**Exercise:** Select every line holding the word "JSON" and copy it.

-- START Material to process --

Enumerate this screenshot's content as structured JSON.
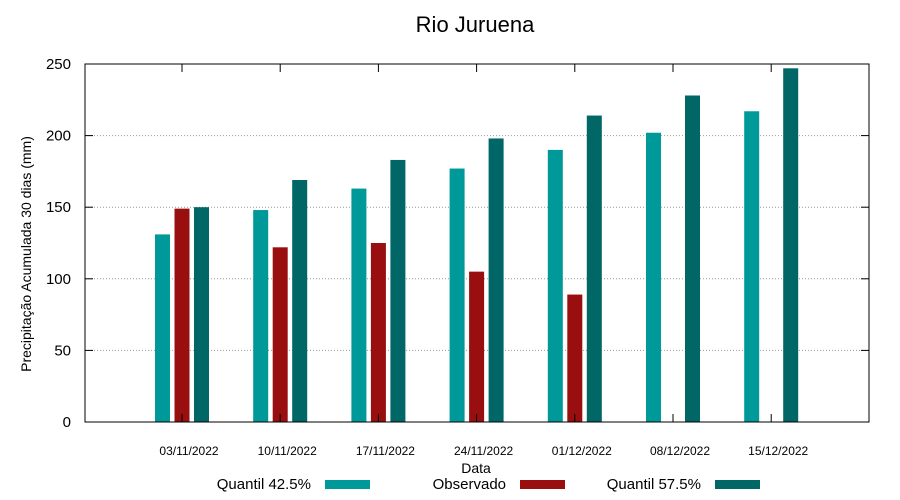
{
  "chart_data": {
    "type": "bar",
    "title": "Rio Juruena",
    "xlabel": "Data",
    "ylabel": "Precipitação Acumulada 30 dias (mm)",
    "ylim": [
      0,
      250
    ],
    "yticks": [
      0,
      50,
      100,
      150,
      200,
      250
    ],
    "grid": true,
    "legend_position": "bottom",
    "categories": [
      "03/11/2022",
      "10/11/2022",
      "17/11/2022",
      "24/11/2022",
      "01/12/2022",
      "08/12/2022",
      "15/12/2022"
    ],
    "series": [
      {
        "name": "Quantil 42.5%",
        "color": "#009999",
        "values": [
          131,
          148,
          163,
          177,
          190,
          202,
          217
        ]
      },
      {
        "name": "Observado",
        "color": "#990f0f",
        "values": [
          149,
          122,
          125,
          105,
          89,
          null,
          null
        ]
      },
      {
        "name": "Quantil 57.5%",
        "color": "#006666",
        "values": [
          150,
          169,
          183,
          198,
          214,
          228,
          247
        ]
      }
    ]
  }
}
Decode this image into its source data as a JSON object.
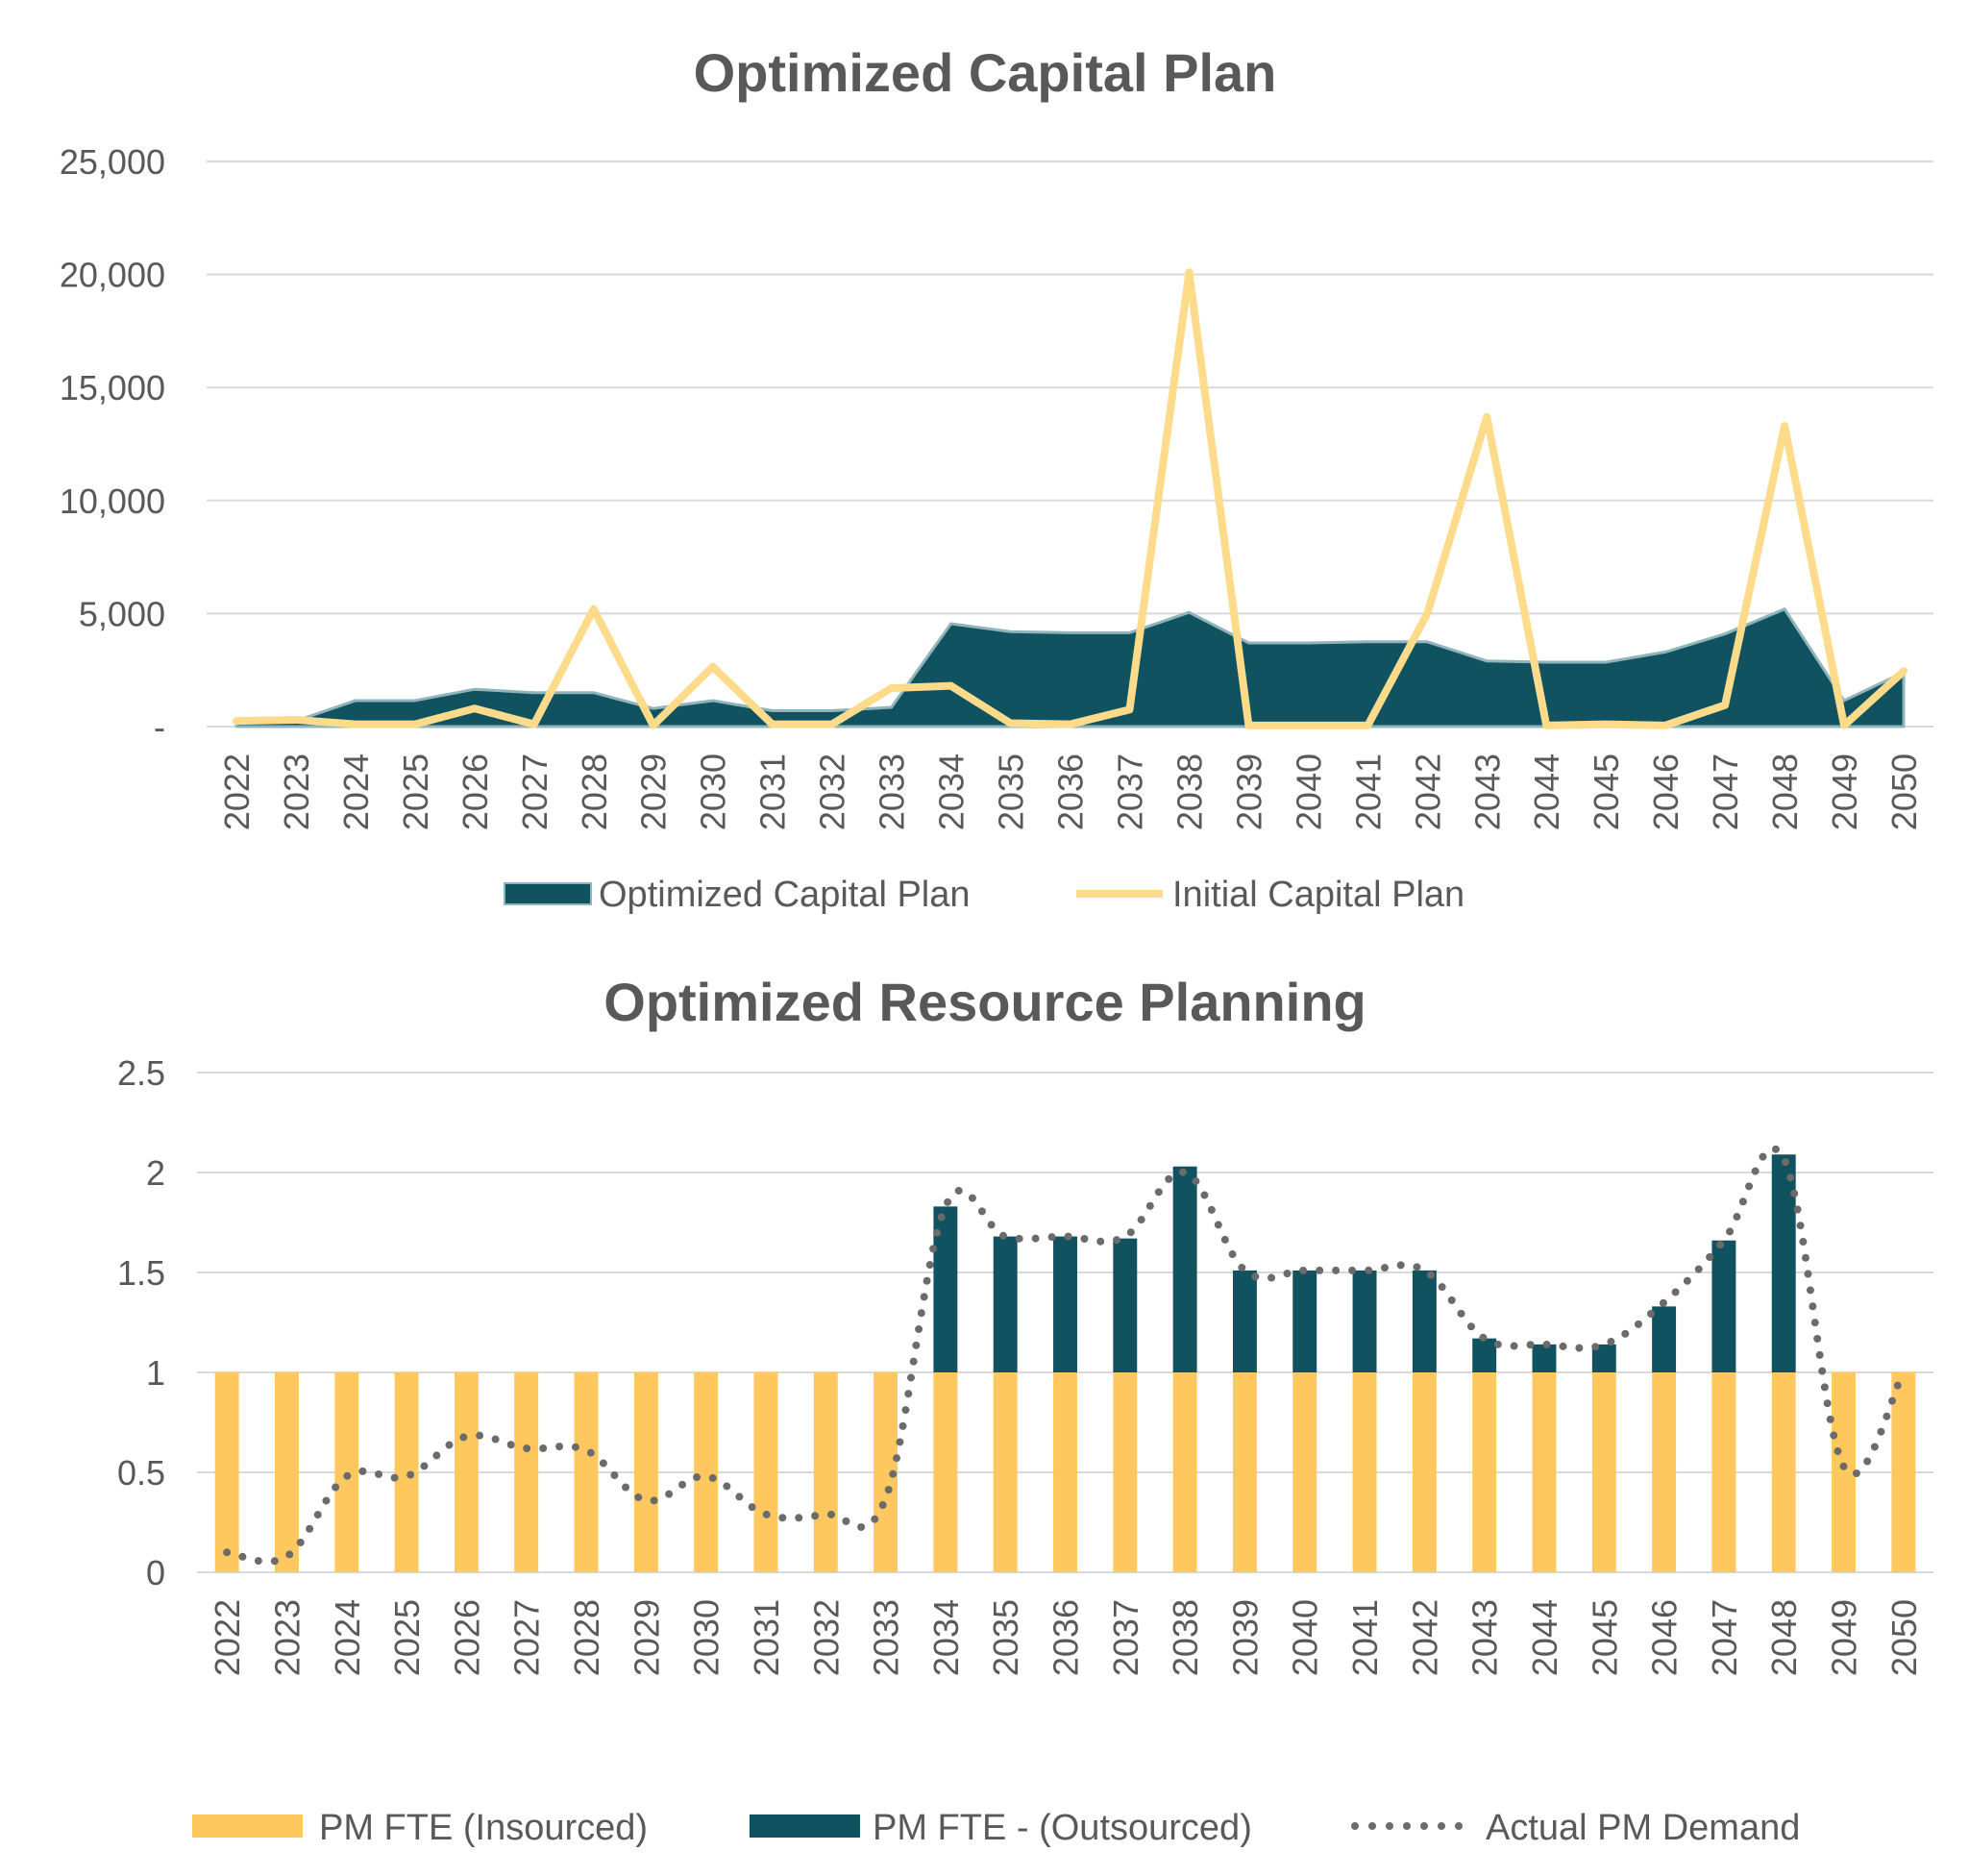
{
  "chart_data": [
    {
      "type": "area",
      "title": "Optimized Capital Plan",
      "xlabel": "",
      "ylabel": "",
      "categories": [
        "2022",
        "2023",
        "2024",
        "2025",
        "2026",
        "2027",
        "2028",
        "2029",
        "2030",
        "2031",
        "2032",
        "2033",
        "2034",
        "2035",
        "2036",
        "2037",
        "2038",
        "2039",
        "2040",
        "2041",
        "2042",
        "2043",
        "2044",
        "2045",
        "2046",
        "2047",
        "2048",
        "2049",
        "2050"
      ],
      "ylim": [
        0,
        25000
      ],
      "yticks": [
        {
          "value": 0,
          "label": "-"
        },
        {
          "value": 5000,
          "label": "5,000"
        },
        {
          "value": 10000,
          "label": "10,000"
        },
        {
          "value": 15000,
          "label": "15,000"
        },
        {
          "value": 20000,
          "label": "20,000"
        },
        {
          "value": 25000,
          "label": "25,000"
        }
      ],
      "grid": true,
      "legend_position": "bottom",
      "series": [
        {
          "name": "Optimized Capital Plan",
          "kind": "area",
          "color": "#10525f",
          "values": [
            200,
            250,
            1150,
            1150,
            1650,
            1500,
            1500,
            800,
            1150,
            700,
            700,
            850,
            4550,
            4200,
            4150,
            4150,
            5050,
            3700,
            3700,
            3750,
            3750,
            2900,
            2850,
            2850,
            3300,
            4100,
            5200,
            1150,
            2400
          ]
        },
        {
          "name": "Initial Capital Plan",
          "kind": "line",
          "color": "#fedb8b",
          "values": [
            250,
            300,
            100,
            100,
            800,
            100,
            5200,
            50,
            2650,
            100,
            100,
            1700,
            1800,
            150,
            100,
            750,
            20100,
            50,
            50,
            50,
            5000,
            13700,
            50,
            100,
            50,
            950,
            13300,
            50,
            2450
          ]
        }
      ]
    },
    {
      "type": "bar",
      "title": "Optimized Resource Planning",
      "xlabel": "",
      "ylabel": "",
      "categories": [
        "2022",
        "2023",
        "2024",
        "2025",
        "2026",
        "2027",
        "2028",
        "2029",
        "2030",
        "2031",
        "2032",
        "2033",
        "2034",
        "2035",
        "2036",
        "2037",
        "2038",
        "2039",
        "2040",
        "2041",
        "2042",
        "2043",
        "2044",
        "2045",
        "2046",
        "2047",
        "2048",
        "2049",
        "2050"
      ],
      "ylim": [
        0,
        2.5
      ],
      "yticks": [
        {
          "value": 0,
          "label": "0"
        },
        {
          "value": 0.5,
          "label": "0.5"
        },
        {
          "value": 1,
          "label": "1"
        },
        {
          "value": 1.5,
          "label": "1.5"
        },
        {
          "value": 2,
          "label": "2"
        },
        {
          "value": 2.5,
          "label": "2.5"
        }
      ],
      "grid": true,
      "stacked": true,
      "legend_position": "bottom",
      "series": [
        {
          "name": "PM FTE (Insourced)",
          "kind": "bar",
          "color": "#fec85e",
          "values": [
            1,
            1,
            1,
            1,
            1,
            1,
            1,
            1,
            1,
            1,
            1,
            1,
            1,
            1,
            1,
            1,
            1,
            1,
            1,
            1,
            1,
            1,
            1,
            1,
            1,
            1,
            1,
            1,
            1
          ]
        },
        {
          "name": "PM FTE - (Outsourced)",
          "kind": "bar",
          "color": "#10525f",
          "values": [
            0,
            0,
            0,
            0,
            0,
            0,
            0,
            0,
            0,
            0,
            0,
            0,
            0.83,
            0.68,
            0.68,
            0.67,
            1.03,
            0.51,
            0.51,
            0.51,
            0.51,
            0.17,
            0.14,
            0.14,
            0.33,
            0.66,
            1.09,
            0,
            0
          ]
        },
        {
          "name": "Actual PM Demand",
          "kind": "dotted-line",
          "color": "#6b6b6b",
          "values": [
            0.1,
            0.08,
            0.48,
            0.48,
            0.68,
            0.62,
            0.61,
            0.36,
            0.48,
            0.29,
            0.29,
            0.37,
            1.83,
            1.68,
            1.68,
            1.68,
            2.0,
            1.51,
            1.51,
            1.51,
            1.51,
            1.17,
            1.14,
            1.14,
            1.35,
            1.66,
            2.07,
            0.53,
            1.0
          ]
        }
      ]
    }
  ]
}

-- END Material to process --

**The solution:**
Enumerate this screenshot's content as structured JSON.
Decode this image into its source data as a JSON object.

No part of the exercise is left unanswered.